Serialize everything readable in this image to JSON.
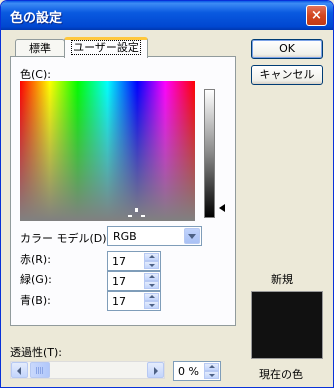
{
  "window": {
    "title": "色の設定",
    "close_symbol": "×"
  },
  "tabs": [
    {
      "label": "標準",
      "active": false
    },
    {
      "label": "ユーザー設定",
      "active": true
    }
  ],
  "color_label": "色(C):",
  "color_model": {
    "label": "カラー モデル(D):",
    "value": "RGB"
  },
  "channels": [
    {
      "label": "赤(R):",
      "value": "17"
    },
    {
      "label": "緑(G):",
      "value": "17"
    },
    {
      "label": "青(B):",
      "value": "17"
    }
  ],
  "transparency": {
    "label": "透過性(T):",
    "value": "0 %"
  },
  "buttons": {
    "ok": "OK",
    "cancel": "キャンセル"
  },
  "preview": {
    "new_label": "新規",
    "current_label": "現在の色",
    "color": "#111111"
  },
  "colors": {
    "titlebar": "#0a5ae0",
    "dialog_bg": "#ece9d8",
    "active_tab_accent": "#ffc83c"
  }
}
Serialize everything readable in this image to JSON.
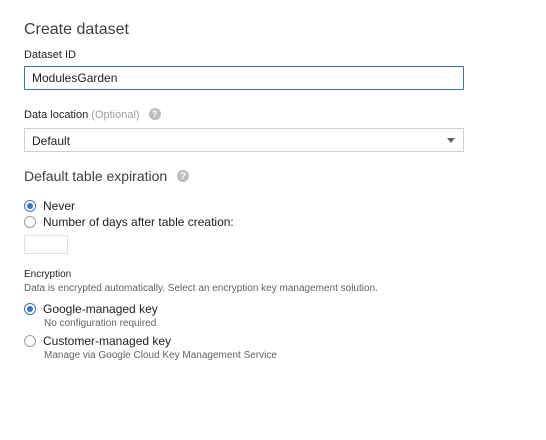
{
  "form": {
    "title": "Create dataset",
    "dataset_id": {
      "label": "Dataset ID",
      "value": "ModulesGarden"
    },
    "data_location": {
      "label": "Data location",
      "optional_text": "(Optional)",
      "help_icon": "question-mark",
      "selected": "Default"
    },
    "expiration": {
      "heading": "Default table expiration",
      "help_icon": "question-mark",
      "options": [
        {
          "label": "Never",
          "checked": true
        },
        {
          "label": "Number of days after table creation:",
          "checked": false
        }
      ],
      "days_value": ""
    },
    "encryption": {
      "heading": "Encryption",
      "description": "Data is encrypted automatically. Select an encryption key management solution.",
      "options": [
        {
          "label": "Google-managed key",
          "sub": "No configuration required",
          "checked": true
        },
        {
          "label": "Customer-managed key",
          "sub": "Manage via Google Cloud Key Management Service",
          "checked": false
        }
      ]
    }
  },
  "colors": {
    "accent": "#3b73d1",
    "input_border": "#3f6fa8",
    "secondary_text": "#5f6368"
  }
}
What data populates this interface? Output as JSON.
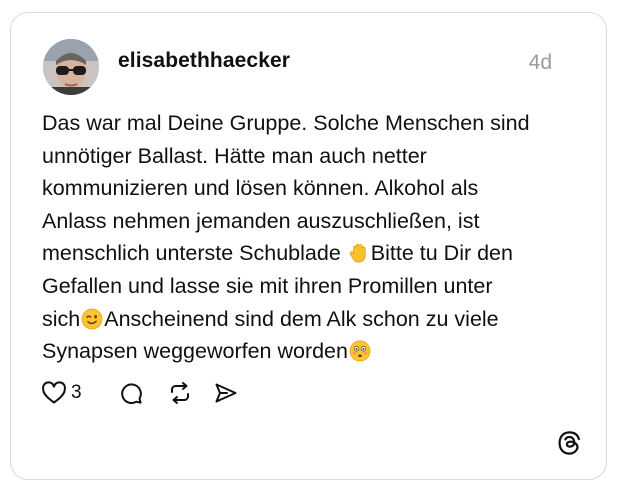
{
  "post": {
    "username": "elisabethhaecker",
    "timestamp": "4d",
    "lines": [
      "Das war mal Deine Gruppe.  Solche Menschen sind",
      "unnötiger Ballast. Hätte man auch netter",
      "kommunizieren und lösen können. Alkohol als",
      "Anlass nehmen jemanden auszuschließen, ist",
      "menschlich unterste Schublade ",
      "Bitte tu Dir den",
      "Gefallen und lasse sie mit ihren Promillen unter",
      "sich",
      "Anscheinend sind dem Alk schon zu viele",
      "Synapsen weggeworfen worden"
    ],
    "emojis": [
      "raised-hand-emoji",
      "winking-face-emoji",
      "flushed-face-emoji"
    ]
  },
  "actions": {
    "like_count": "3",
    "icons": [
      "heart-icon",
      "comment-icon",
      "repost-icon",
      "share-icon"
    ]
  },
  "branding": {
    "logo_icon": "threads-logo-icon"
  },
  "colors": {
    "text": "#101010",
    "muted": "#9a9a9a",
    "border": "#d9d9d9"
  }
}
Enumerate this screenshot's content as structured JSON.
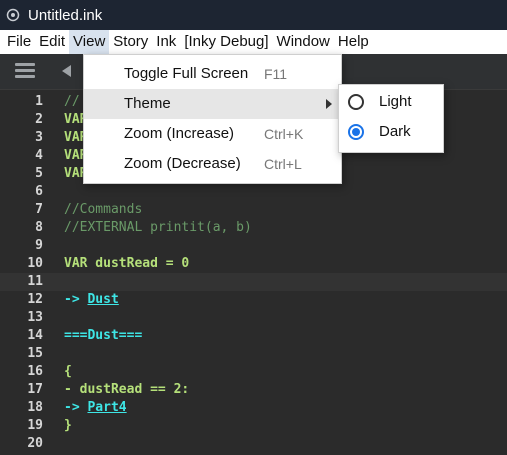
{
  "window": {
    "title": "Untitled.ink"
  },
  "menubar": {
    "items": [
      "File",
      "Edit",
      "View",
      "Story",
      "Ink",
      "[Inky Debug]",
      "Window",
      "Help"
    ],
    "active": "View"
  },
  "view_menu": {
    "items": [
      {
        "label": "Toggle Full Screen",
        "accel": "F11"
      },
      {
        "label": "Theme",
        "accel": "",
        "submenu": true
      },
      {
        "label": "Zoom (Increase)",
        "accel": "Ctrl+K"
      },
      {
        "label": "Zoom (Decrease)",
        "accel": "Ctrl+L"
      }
    ]
  },
  "theme_menu": {
    "items": [
      {
        "label": "Light",
        "checked": false
      },
      {
        "label": "Dark",
        "checked": true
      }
    ]
  },
  "editor": {
    "lines": [
      {
        "n": "1",
        "text": "//"
      },
      {
        "n": "2",
        "text": "VAR"
      },
      {
        "n": "3",
        "text": "VAR"
      },
      {
        "n": "4",
        "text": "VAR"
      },
      {
        "n": "5",
        "text": "VAR"
      },
      {
        "n": "6",
        "text": ""
      },
      {
        "n": "7",
        "text": "//Commands"
      },
      {
        "n": "8",
        "text": "//EXTERNAL printit(a, b)"
      },
      {
        "n": "9",
        "text": ""
      },
      {
        "n": "10",
        "text": "VAR dustRead = 0"
      },
      {
        "n": "11",
        "text": ""
      },
      {
        "n": "12",
        "pre": "-> ",
        "link": "Dust"
      },
      {
        "n": "13",
        "text": ""
      },
      {
        "n": "14",
        "text": "===Dust==="
      },
      {
        "n": "15",
        "text": ""
      },
      {
        "n": "16",
        "text": "{"
      },
      {
        "n": "17",
        "text": "- dustRead == 2:"
      },
      {
        "n": "18",
        "pre": "-> ",
        "link": "Part4"
      },
      {
        "n": "19",
        "text": "}"
      },
      {
        "n": "20",
        "text": ""
      }
    ],
    "current_line": "11"
  }
}
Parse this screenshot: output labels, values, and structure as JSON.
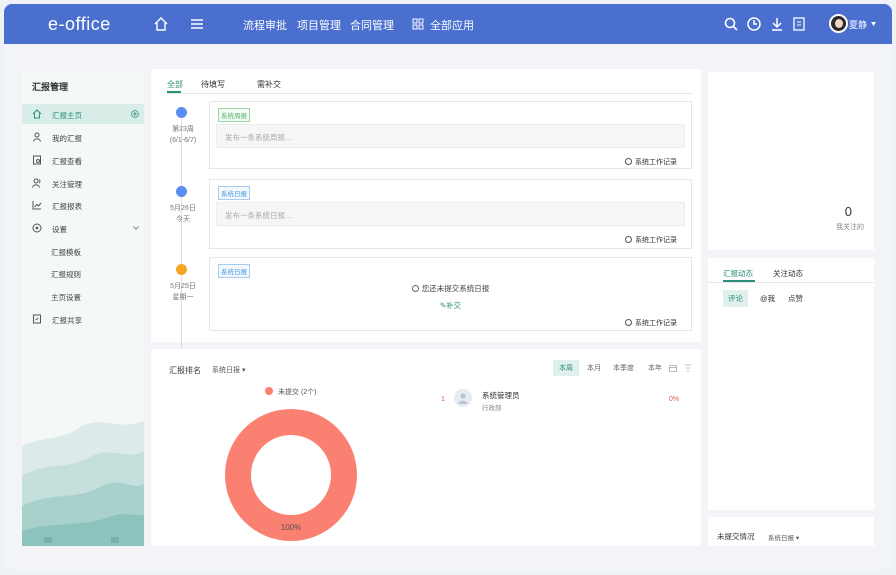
{
  "app": {
    "logo": "e-office",
    "user_name": "夏静"
  },
  "nav": {
    "items": [
      "流程审批",
      "项目管理",
      "合同管理"
    ],
    "all_apps": "全部应用"
  },
  "sidebar": {
    "title": "汇报管理",
    "items": [
      {
        "label": "汇报主页"
      },
      {
        "label": "我的汇报"
      },
      {
        "label": "汇报查看"
      },
      {
        "label": "关注管理"
      },
      {
        "label": "汇报报表"
      },
      {
        "label": "设置"
      }
    ],
    "sub_items": [
      "汇报模板",
      "汇报规则",
      "主页设置"
    ],
    "share": "汇报共享"
  },
  "main": {
    "tabs": [
      "全部",
      "待填写",
      "需补交"
    ],
    "entries": [
      {
        "date_line1": "第23周",
        "date_line2": "(6/1-6/7)",
        "tag": "系统周报",
        "placeholder": "发布一条系统周报...",
        "log": "系统工作记录"
      },
      {
        "date_line1": "5月26日",
        "date_line2": "今天",
        "tag": "系统日报",
        "placeholder": "发布一条系统日报...",
        "log": "系统工作记录"
      },
      {
        "date_line1": "5月25日",
        "date_line2": "星期一",
        "tag": "系统日报",
        "notice": "您还未提交系统日报",
        "submit": "补交",
        "log": "系统工作记录"
      }
    ]
  },
  "ranking": {
    "title": "汇报排名",
    "type": "系统日报",
    "periods": [
      "本周",
      "本月",
      "本季度",
      "本年"
    ],
    "legend": "未提交 (2个)",
    "donut_label": "100%",
    "rows": [
      {
        "rank": "1",
        "name": "系统管理员",
        "dept": "行政部",
        "percent": "0%"
      }
    ]
  },
  "chart_data": {
    "type": "pie",
    "categories": [
      "未提交 (2个)"
    ],
    "values": [
      100
    ],
    "colors": [
      "#fa8072"
    ]
  },
  "right": {
    "follow_count": "0",
    "follow_label": "我关注的",
    "activity_tabs": [
      "汇报动态",
      "关注动态"
    ],
    "filters": [
      "评论",
      "@我",
      "点赞"
    ],
    "unsubmitted_title": "未提交情况",
    "unsubmitted_type": "系统日报"
  },
  "colors": {
    "header": "#4a6fce",
    "accent": "#2a8f78",
    "donut": "#fa8072"
  }
}
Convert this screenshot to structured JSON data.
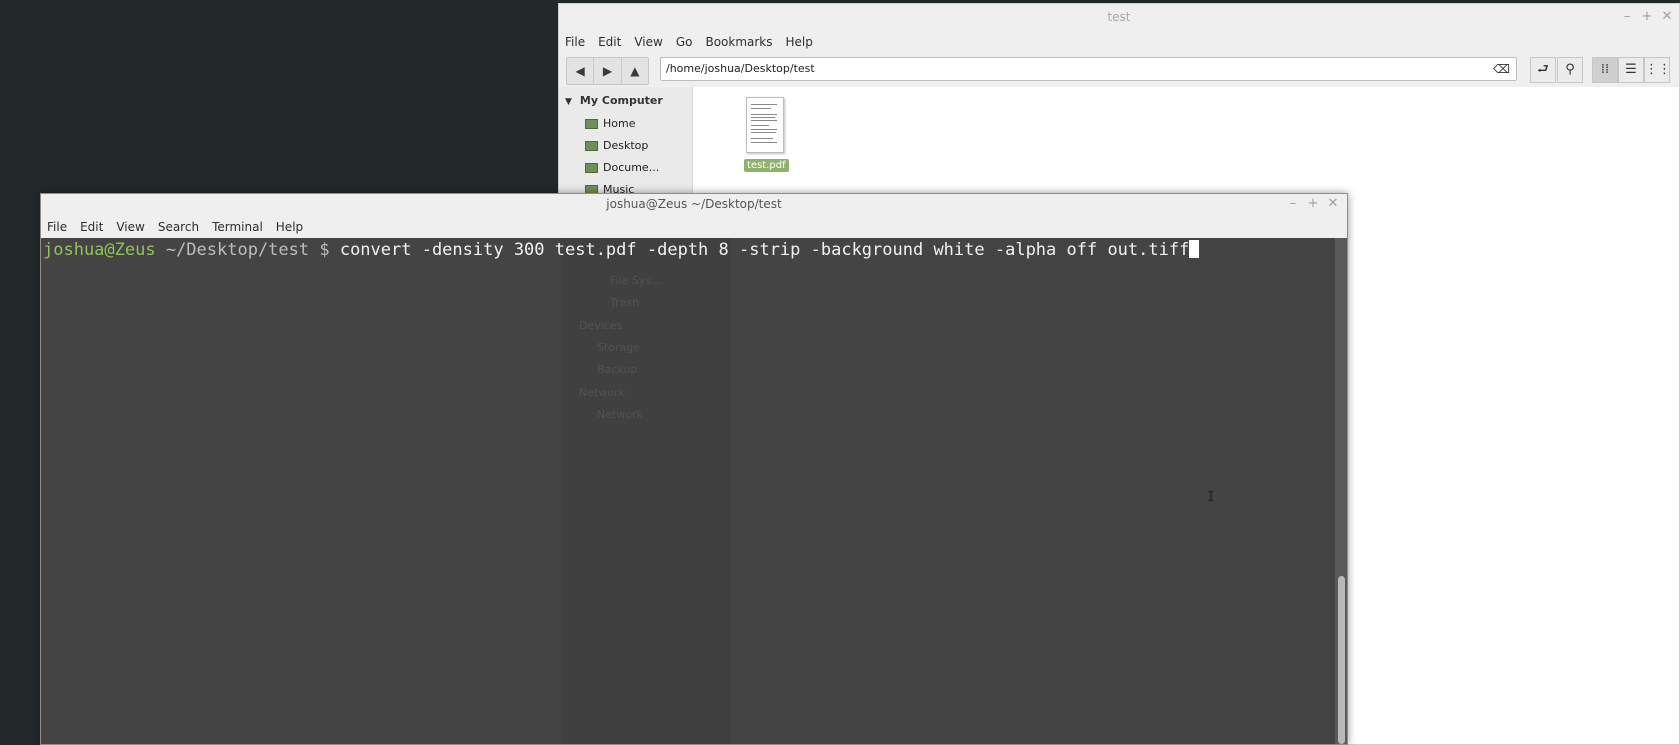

==============================

Exactly as written, return every line of the listing, but not the pictures.

Serialize everything readable in this image to JSON.
{
  "window": {
    "title": "色の設定",
    "close_symbol": "×"
  },
  "tabs": [
    {
      "label": "標準",
      "active": false
    },
    {
      "label": "ユーザー設定",
      "active": true
    }
  ],
  "color_label": "色(C):",
  "color_model": {
    "label": "カラー モデル(D):",
    "value": "RGB"
  },
  "channels": [
    {
      "label": "赤(R):",
      "value": "17"
    },
    {
      "label": "緑(G):",
      "value": "17"
    },
    {
      "label": "青(B):",
      "value": "17"
    }
  ],
  "transparency": {
    "label": "透過性(T):",
    "value": "0 %"
  },
  "buttons": {
    "ok": "OK",
    "cancel": "キャンセル"
  },
  "preview": {
    "new_label": "新規",
    "current_label": "現在の色",
    "color": "#111111"
  },
  "colors": {
    "titlebar": "#0a5ae0",
    "dialog_bg": "#ece9d8",
    "active_tab_accent": "#ffc83c"
  }
}
Serialize everything readable in this image to JSON.
{
  "form": {
    "title": "Create dataset",
    "dataset_id": {
      "label": "Dataset ID",
      "value": "ModulesGarden"
    },
    "data_location": {
      "label": "Data location",
      "optional_text": "(Optional)",
      "help_icon": "question-mark",
      "selected": "Default"
    },
    "expiration": {
      "heading": "Default table expiration",
      "help_icon": "question-mark",
      "options": [
        {
          "label": "Never",
          "checked": true
        },
        {
          "label": "Number of days after table creation:",
          "checked": false
        }
      ],
      "days_value": ""
    },
    "encryption": {
      "heading": "Encryption",
      "description": "Data is encrypted automatically. Select an encryption key management solution.",
      "options": [
        {
          "label": "Google-managed key",
          "sub": "No configuration required",
          "checked": true
        },
        {
          "label": "Customer-managed key",
          "sub": "Manage via Google Cloud Key Management Service",
          "checked": false
        }
      ]
    }
  },
  "colors": {
    "accent": "#3b73d1",
    "input_border": "#3f6fa8",
    "secondary_text": "#5f6368"
  }
}
What data populates this interface? Output as JSON.
{
  "post": {
    "username": "elisabethhaecker",
    "timestamp": "4d",
    "lines": [
      "Das war mal Deine Gruppe.  Solche Menschen sind",
      "unnötiger Ballast. Hätte man auch netter",
      "kommunizieren und lösen können. Alkohol als",
      "Anlass nehmen jemanden auszuschließen, ist",
      "menschlich unterste Schublade ",
      "Bitte tu Dir den",
      "Gefallen und lasse sie mit ihren Promillen unter",
      "sich",
      "Anscheinend sind dem Alk schon zu viele",
      "Synapsen weggeworfen worden"
    ],
    "emojis": [
      "raised-hand-emoji",
      "winking-face-emoji",
      "flushed-face-emoji"
    ]
  },
  "actions": {
    "like_count": "3",
    "icons": [
      "heart-icon",
      "comment-icon",
      "repost-icon",
      "share-icon"
    ]
  },
  "branding": {
    "logo_icon": "threads-logo-icon"
  },
  "colors": {
    "text": "#101010",
    "muted": "#9a9a9a",
    "border": "#d9d9d9"
  }
}
Enumerate this screenshot's content as structured JSON.
{
  "window": {
    "title": "Untitled.ink"
  },
  "menubar": {
    "items": [
      "File",
      "Edit",
      "View",
      "Story",
      "Ink",
      "[Inky Debug]",
      "Window",
      "Help"
    ],
    "active": "View"
  },
  "view_menu": {
    "items": [
      {
        "label": "Toggle Full Screen",
        "accel": "F11"
      },
      {
        "label": "Theme",
        "accel": "",
        "submenu": true
      },
      {
        "label": "Zoom (Increase)",
        "accel": "Ctrl+K"
      },
      {
        "label": "Zoom (Decrease)",
        "accel": "Ctrl+L"
      }
    ]
  },
  "theme_menu": {
    "items": [
      {
        "label": "Light",
        "checked": false
      },
      {
        "label": "Dark",
        "checked": true
      }
    ]
  },
  "editor": {
    "lines": [
      {
        "n": "1",
        "text": "//"
      },
      {
        "n": "2",
        "text": "VAR"
      },
      {
        "n": "3",
        "text": "VAR"
      },
      {
        "n": "4",
        "text": "VAR"
      },
      {
        "n": "5",
        "text": "VAR"
      },
      {
        "n": "6",
        "text": ""
      },
      {
        "n": "7",
        "text": "//Commands"
      },
      {
        "n": "8",
        "text": "//EXTERNAL printit(a, b)"
      },
      {
        "n": "9",
        "text": ""
      },
      {
        "n": "10",
        "text": "VAR dustRead = 0"
      },
      {
        "n": "11",
        "text": ""
      },
      {
        "n": "12",
        "pre": "-> ",
        "link": "Dust"
      },
      {
        "n": "13",
        "text": ""
      },
      {
        "n": "14",
        "text": "===Dust==="
      },
      {
        "n": "15",
        "text": ""
      },
      {
        "n": "16",
        "text": "{"
      },
      {
        "n": "17",
        "text": "- dustRead == 2:"
      },
      {
        "n": "18",
        "pre": "-> ",
        "link": "Part4"
      },
      {
        "n": "19",
        "text": "}"
      },
      {
        "n": "20",
        "text": ""
      }
    ],
    "current_line": "11"
  }
}
Parse this screenshot: output labels, values, and structure as JSON.
{
  "app": {
    "logo": "e-office",
    "user_name": "夏静"
  },
  "nav": {
    "items": [
      "流程审批",
      "项目管理",
      "合同管理"
    ],
    "all_apps": "全部应用"
  },
  "sidebar": {
    "title": "汇报管理",
    "items": [
      {
        "label": "汇报主页"
      },
      {
        "label": "我的汇报"
      },
      {
        "label": "汇报查看"
      },
      {
        "label": "关注管理"
      },
      {
        "label": "汇报报表"
      },
      {
        "label": "设置"
      }
    ],
    "sub_items": [
      "汇报模板",
      "汇报规则",
      "主页设置"
    ],
    "share": "汇报共享"
  },
  "main": {
    "tabs": [
      "全部",
      "待填写",
      "需补交"
    ],
    "entries": [
      {
        "date_line1": "第23周",
        "date_line2": "(6/1-6/7)",
        "tag": "系统周报",
        "placeholder": "发布一条系统周报...",
        "log": "系统工作记录"
      },
      {
        "date_line1": "5月26日",
        "date_line2": "今天",
        "tag": "系统日报",
        "placeholder": "发布一条系统日报...",
        "log": "系统工作记录"
      },
      {
        "date_line1": "5月25日",
        "date_line2": "星期一",
        "tag": "系统日报",
        "notice": "您还未提交系统日报",
        "submit": "补交",
        "log": "系统工作记录"
      }
    ]
  },
  "ranking": {
    "title": "汇报排名",
    "type": "系统日报",
    "periods": [
      "本周",
      "本月",
      "本季度",
      "本年"
    ],
    "legend": "未提交 (2个)",
    "donut_label": "100%",
    "rows": [
      {
        "rank": "1",
        "name": "系统管理员",
        "dept": "行政部",
        "percent": "0%"
      }
    ]
  },
  "chart_data": {
    "type": "pie",
    "categories": [
      "未提交 (2个)"
    ],
    "values": [
      100
    ],
    "colors": [
      "#fa8072"
    ]
  },
  "right": {
    "follow_count": "0",
    "follow_label": "我关注的",
    "activity_tabs": [
      "汇报动态",
      "关注动态"
    ],
    "filters": [
      "评论",
      "@我",
      "点赞"
    ],
    "unsubmitted_title": "未提交情况",
    "unsubmitted_type": "系统日报"
  },
  "colors": {
    "header": "#4a6fce",
    "accent": "#2a8f78",
    "donut": "#fa8072"
  }
}
Convert this screenshot to structured JSON data.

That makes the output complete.